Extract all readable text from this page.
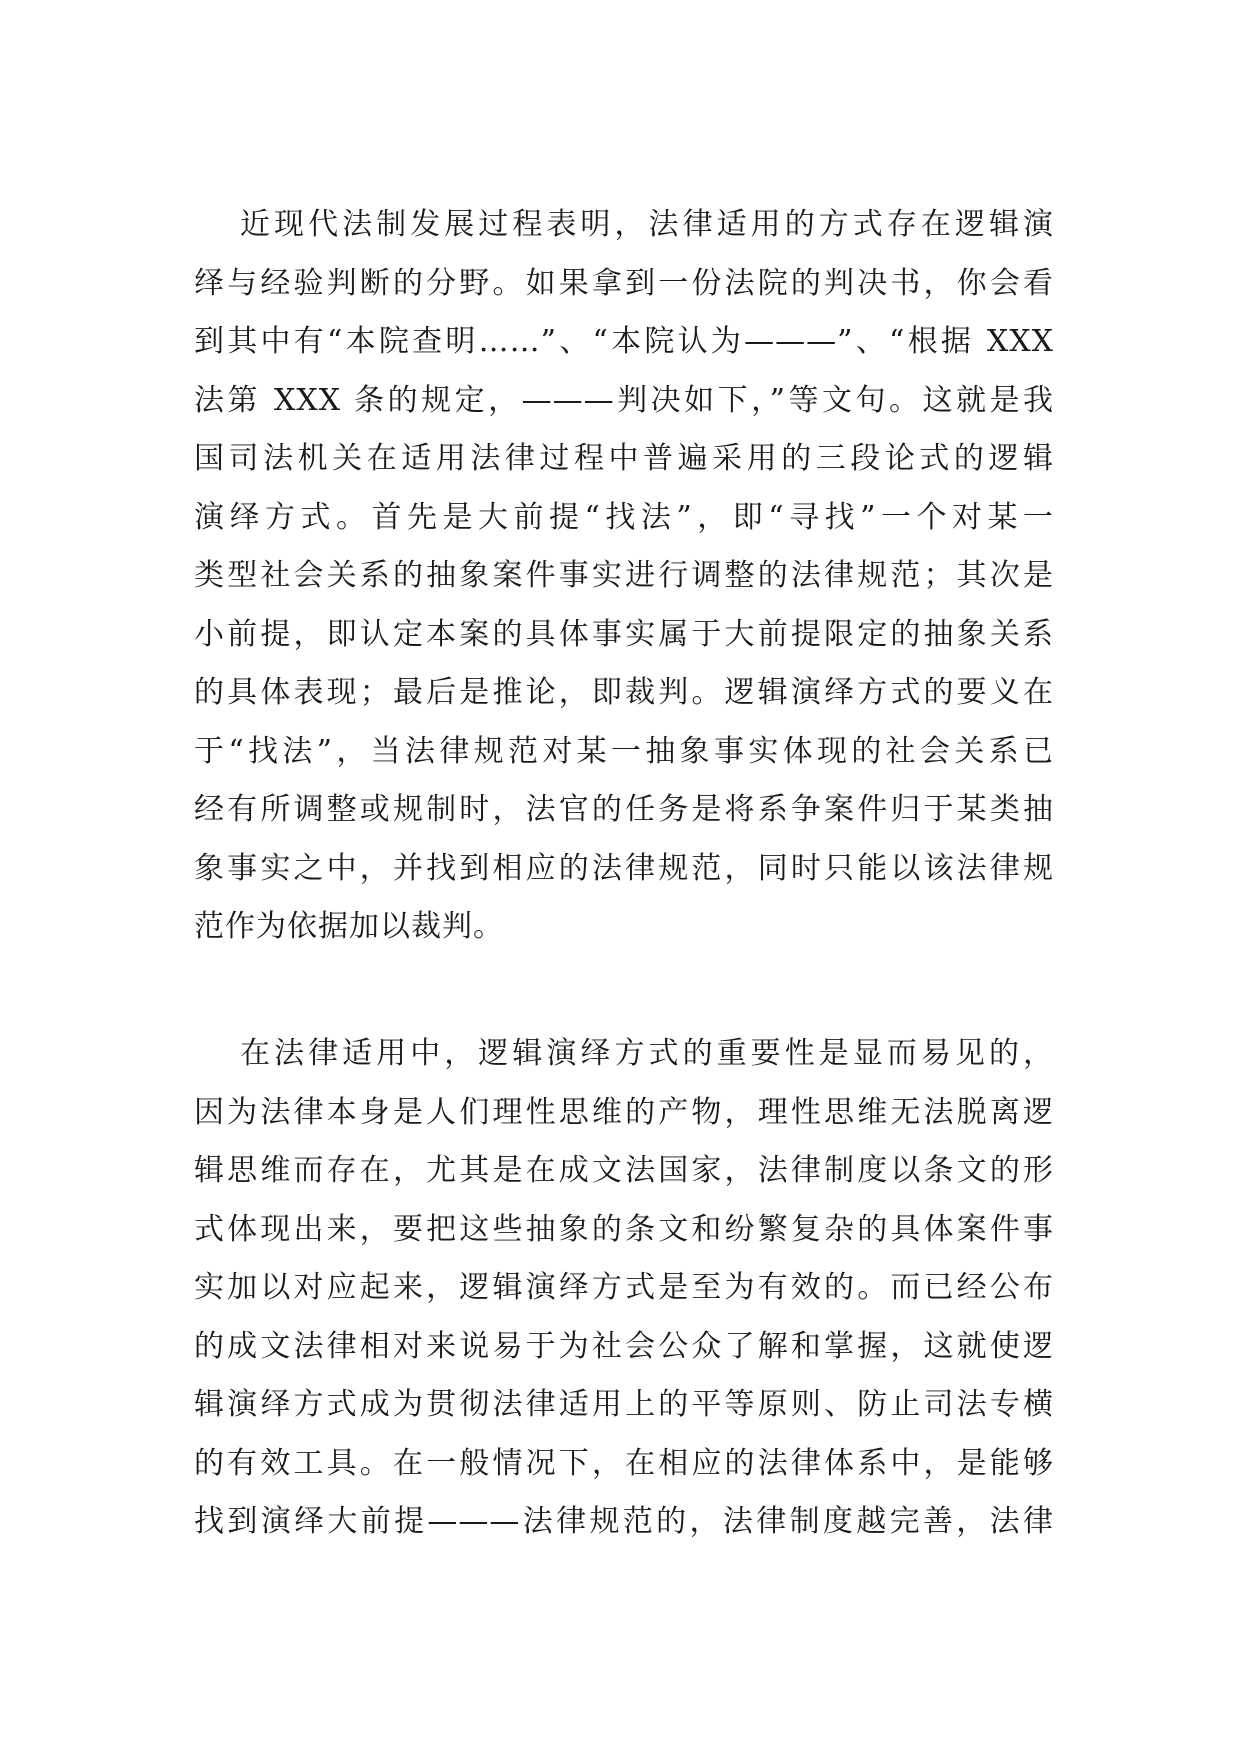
近现代法制发展过程表明，法律适用的方式存在逻辑演
绎与经验判断的分野。如果拿到一份法院的判决书，你会看
到其中有“本院查明……”、“本院认为———”、“根据 XXX
法第 XXX 条的规定，———判决如下，”等文句。这就是我
国司法机关在适用法律过程中普遍采用的三段论式的逻辑
演绎方式。首先是大前提“找法”，即“寻找”一个对某一
类型社会关系的抽象案件事实进行调整的法律规范；其次是
小前提，即认定本案的具体事实属于大前提限定的抽象关系
的具体表现；最后是推论，即裁判。逻辑演绎方式的要义在
于“找法”，当法律规范对某一抽象事实体现的社会关系已
经有所调整或规制时，法官的任务是将系争案件归于某类抽
象事实之中，并找到相应的法律规范，同时只能以该法律规
范作为依据加以裁判。
在法律适用中，逻辑演绎方式的重要性是显而易见的，
因为法律本身是人们理性思维的产物，理性思维无法脱离逻
辑思维而存在，尤其是在成文法国家，法律制度以条文的形
式体现出来，要把这些抽象的条文和纷繁复杂的具体案件事
实加以对应起来，逻辑演绎方式是至为有效的。而已经公布
的成文法律相对来说易于为社会公众了解和掌握，这就使逻
辑演绎方式成为贯彻法律适用上的平等原则、防止司法专横
的有效工具。在一般情况下，在相应的法律体系中，是能够
找到演绎大前提———法律规范的，法律制度越完善，法律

*PROBLEM REQUIREMENTS:* The records above are to be reproduced exactly; the pictures are to be left out.

*REPLY TO THE EXERCISE:*
Extract all readable text from this page.
近现代法制发展过程表明，法律适用的方式存在逻辑演
绎与经验判断的分野。如果拿到一份法院的判决书，你会看
到其中有“本院查明……”、“本院认为———”、“根据 XXX
法第 XXX 条的规定，———判决如下，”等文句。这就是我
国司法机关在适用法律过程中普遍采用的三段论式的逻辑
演绎方式。首先是大前提“找法”，即“寻找”一个对某一
类型社会关系的抽象案件事实进行调整的法律规范；其次是
小前提，即认定本案的具体事实属于大前提限定的抽象关系
的具体表现；最后是推论，即裁判。逻辑演绎方式的要义在
于“找法”，当法律规范对某一抽象事实体现的社会关系已
经有所调整或规制时，法官的任务是将系争案件归于某类抽
象事实之中，并找到相应的法律规范，同时只能以该法律规
范作为依据加以裁判。
在法律适用中，逻辑演绎方式的重要性是显而易见的，
因为法律本身是人们理性思维的产物，理性思维无法脱离逻
辑思维而存在，尤其是在成文法国家，法律制度以条文的形
式体现出来，要把这些抽象的条文和纷繁复杂的具体案件事
实加以对应起来，逻辑演绎方式是至为有效的。而已经公布
的成文法律相对来说易于为社会公众了解和掌握，这就使逻
辑演绎方式成为贯彻法律适用上的平等原则、防止司法专横
的有效工具。在一般情况下，在相应的法律体系中，是能够
找到演绎大前提———法律规范的，法律制度越完善，法律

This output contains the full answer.